# Start of Information given

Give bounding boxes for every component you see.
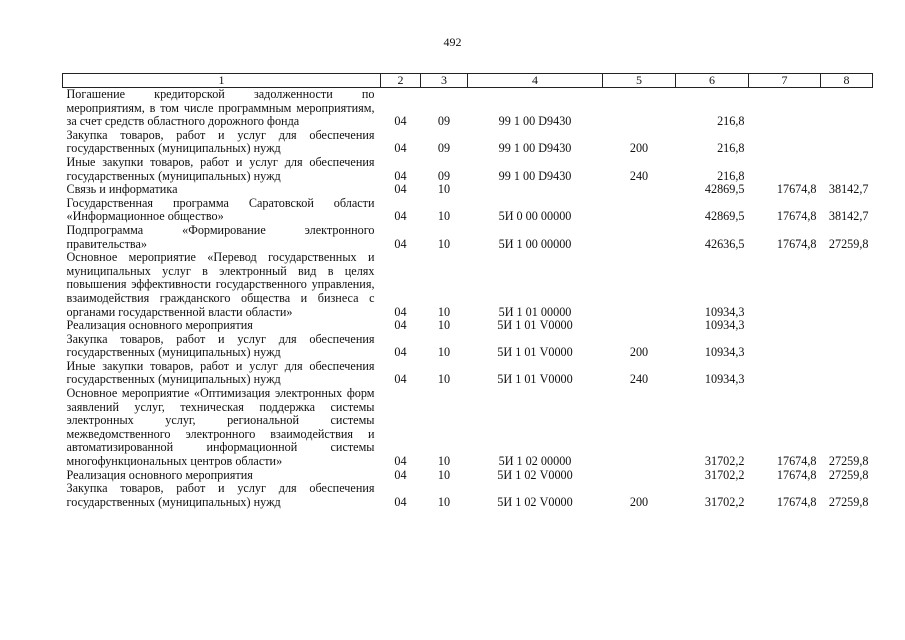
section-code: 04 — [394, 209, 407, 224]
table-row — [63, 387, 873, 469]
row-name: Закупка товаров, работ и услуг для обеспечения государственных (муниципальных) нужд — [66, 331, 375, 360]
section-code: 04 — [394, 168, 407, 183]
expense-type-code — [603, 387, 676, 469]
amount-col-7: 17674,8 — [776, 494, 817, 509]
amount-col-8 — [821, 251, 873, 319]
section-code: 04 — [394, 454, 407, 469]
amount-col-7: 17674,8 — [776, 182, 817, 197]
row-name: Иные закупки товаров, работ и услуг для обеспечения государственных (муниципальных) нужд — [66, 154, 375, 183]
expense-type-code — [603, 88, 676, 129]
target-article-code: 5И 1 01 00000 — [498, 304, 572, 319]
table-row — [63, 183, 873, 197]
row-name: Реализация основного мероприятия — [66, 318, 253, 333]
target-article-code: 5И 1 00 00000 — [498, 236, 572, 251]
row-name: Основное мероприятие «Перевод государственных и муниципальных услуг в электронный вид в целях повышения эффективности государственного управления, взаимодействия гражданского общества и бизнеса с органами государственной власти области» — [66, 250, 375, 319]
amount-col-7 — [749, 319, 821, 333]
subsection-code: 10 — [437, 318, 451, 333]
target-article-code: 5И 1 01 V0000 — [497, 372, 573, 387]
target-article-code: 99 1 00 D9430 — [498, 168, 572, 183]
header-col-8: 8 — [821, 74, 873, 88]
amount-col-6: 216,8 — [717, 114, 745, 129]
amount-col-7: 17674,8 — [776, 209, 817, 224]
amount-col-6: 10934,3 — [704, 304, 745, 319]
subsection-code: 10 — [437, 182, 451, 197]
target-article-code: 99 1 00 D9430 — [498, 141, 572, 156]
amount-col-8: 27259,8 — [828, 236, 869, 251]
header-col-6: 6 — [676, 74, 749, 88]
target-article-code: 5И 1 02 V0000 — [497, 494, 573, 509]
subsection-code: 10 — [437, 209, 451, 224]
table-row — [63, 469, 873, 483]
amount-col-8 — [821, 319, 873, 333]
expense-type-code — [603, 251, 676, 319]
amount-col-8: 38142,7 — [828, 209, 869, 224]
table-row — [63, 197, 873, 224]
row-name: Реализация основного мероприятия — [66, 467, 253, 482]
expense-type-code — [603, 197, 676, 224]
table-body — [63, 88, 873, 510]
row-name: Основное мероприятие «Оптимизация электронных форм заявлений услуг, техническая поддержка системы электронных услуг, региональной системы межведомственного электронного взаимодействия и автоматизированной информационной системы многофункциональных центров области» — [66, 386, 375, 469]
amount-col-6: 216,8 — [717, 168, 745, 183]
row-name: Иные закупки товаров, работ и услуг для обеспечения государственных (муниципальных) нужд — [66, 358, 375, 387]
expense-type-code — [603, 469, 676, 483]
section-code: 04 — [394, 182, 407, 197]
amount-col-7 — [749, 360, 821, 387]
target-article-code: 5И 1 01 V0000 — [497, 345, 573, 360]
table-row — [63, 129, 873, 156]
subsection-code: 10 — [437, 345, 451, 360]
row-name: Закупка товаров, работ и услуг для обеспечения государственных (муниципальных) нужд — [66, 481, 375, 509]
subsection-code: 10 — [437, 454, 451, 469]
amount-col-6: 42869,5 — [704, 182, 745, 197]
amount-col-8: 27259,8 — [828, 494, 869, 509]
amount-col-7 — [749, 333, 821, 360]
row-name: Погашение кредиторской задолженности по мероприятиям, в том числе программным мероприятиям, за счет средств областного дорожного фонда — [66, 87, 375, 129]
target-article-code: 5И 1 01 V0000 — [497, 318, 573, 333]
budget-table — [62, 73, 873, 509]
header-col-4: 4 — [468, 74, 603, 88]
expense-type-code: 200 — [629, 141, 649, 156]
target-article-code: 5И 1 02 V0000 — [497, 467, 573, 482]
amount-col-6: 10934,3 — [704, 318, 745, 333]
row-name: Закупка товаров, работ и услуг для обеспечения государственных (муниципальных) нужд — [66, 127, 375, 156]
target-article-code: 5И 1 02 00000 — [498, 454, 572, 469]
target-article-code: 99 1 00 D9430 — [498, 114, 572, 129]
expense-type-code: 200 — [629, 494, 649, 509]
section-code: 04 — [394, 494, 407, 509]
subsection-code: 09 — [437, 168, 451, 183]
section-code: 04 — [394, 345, 407, 360]
row-name: Связь и информатика — [66, 182, 178, 197]
section-code: 04 — [394, 372, 407, 387]
amount-col-7: 17674,8 — [776, 467, 817, 482]
subsection-code: 09 — [437, 114, 451, 129]
amount-col-8 — [821, 360, 873, 387]
table-row — [63, 251, 873, 319]
header-col-1: 1 — [63, 74, 381, 88]
amount-col-8 — [821, 333, 873, 360]
section-code: 04 — [394, 114, 407, 129]
amount-col-7 — [749, 129, 821, 156]
section-code: 04 — [394, 141, 407, 156]
amount-col-6: 31702,2 — [704, 494, 745, 509]
expense-type-code: 200 — [629, 345, 649, 360]
table-row — [63, 319, 873, 333]
amount-col-8: 27259,8 — [828, 467, 869, 482]
table-row — [63, 224, 873, 251]
subsection-code: 10 — [437, 494, 451, 509]
row-name: Государственная программа Саратовской области «Информационное общество» — [66, 195, 375, 224]
header-row — [63, 74, 873, 88]
header-col-3: 3 — [421, 74, 468, 88]
subsection-code: 10 — [437, 467, 451, 482]
amount-col-8: 27259,8 — [828, 454, 869, 469]
amount-col-8 — [821, 129, 873, 156]
expense-type-code — [603, 183, 676, 197]
amount-col-6: 31702,2 — [704, 467, 745, 482]
expense-type-code — [603, 224, 676, 251]
amount-col-6: 31702,2 — [704, 454, 745, 469]
subsection-code: 10 — [437, 304, 451, 319]
amount-col-6: 42869,5 — [704, 209, 745, 224]
subsection-code: 10 — [437, 236, 451, 251]
section-code: 04 — [394, 236, 407, 251]
amount-col-7 — [749, 156, 821, 183]
amount-col-6: 10934,3 — [704, 345, 745, 360]
amount-col-7: 17674,8 — [776, 454, 817, 469]
target-article-code — [468, 183, 603, 197]
expense-type-code — [603, 319, 676, 333]
amount-col-6: 42636,5 — [704, 236, 745, 251]
amount-col-8: 38142,7 — [828, 182, 869, 197]
amount-col-7 — [749, 88, 821, 129]
target-article-code: 5И 0 00 00000 — [498, 209, 572, 224]
table-row — [63, 360, 873, 387]
expense-type-code: 240 — [629, 372, 649, 387]
section-code: 04 — [394, 304, 407, 319]
table-row — [63, 482, 873, 509]
header-col-7: 7 — [749, 74, 821, 88]
expense-type-code: 240 — [629, 168, 649, 183]
subsection-code: 10 — [437, 372, 451, 387]
section-code: 04 — [394, 467, 407, 482]
amount-col-6: 10934,3 — [704, 372, 745, 387]
amount-col-7: 17674,8 — [776, 236, 817, 251]
row-name: Подпрограмма «Формирование электронного правительства» — [66, 222, 375, 251]
section-code: 04 — [394, 318, 407, 333]
table-row — [63, 333, 873, 360]
amount-col-8 — [821, 88, 873, 129]
amount-col-8 — [821, 156, 873, 183]
table-row — [63, 88, 873, 129]
table-row — [63, 156, 873, 183]
header-col-2: 2 — [381, 74, 421, 88]
amount-col-7 — [749, 251, 821, 319]
subsection-code: 09 — [437, 141, 451, 156]
page-number: 492 — [443, 35, 462, 49]
amount-col-6: 216,8 — [717, 141, 745, 156]
header-col-5: 5 — [603, 74, 676, 88]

# End of Information given

**Aim:** Rewrite the records from the line with "section-code: 04 — [394, 209, 407, 224]" up to and including the line with "section-code: 04 — [394, 454, 407, 469]", substituting "section-number" for "section-code" and leaving everything else unchanged.

**Output:**
section-number: 04 — [394, 209, 407, 224]
table-row — [63, 387, 873, 469]
row-name: Закупка товаров, работ и услуг для обеспечения государственных (муниципальных) нужд — [66, 331, 375, 360]
section-number: 04 — [394, 168, 407, 183]
expense-type-code — [603, 387, 676, 469]
amount-col-7: 17674,8 — [776, 494, 817, 509]
amount-col-8 — [821, 251, 873, 319]
section-number: 04 — [394, 454, 407, 469]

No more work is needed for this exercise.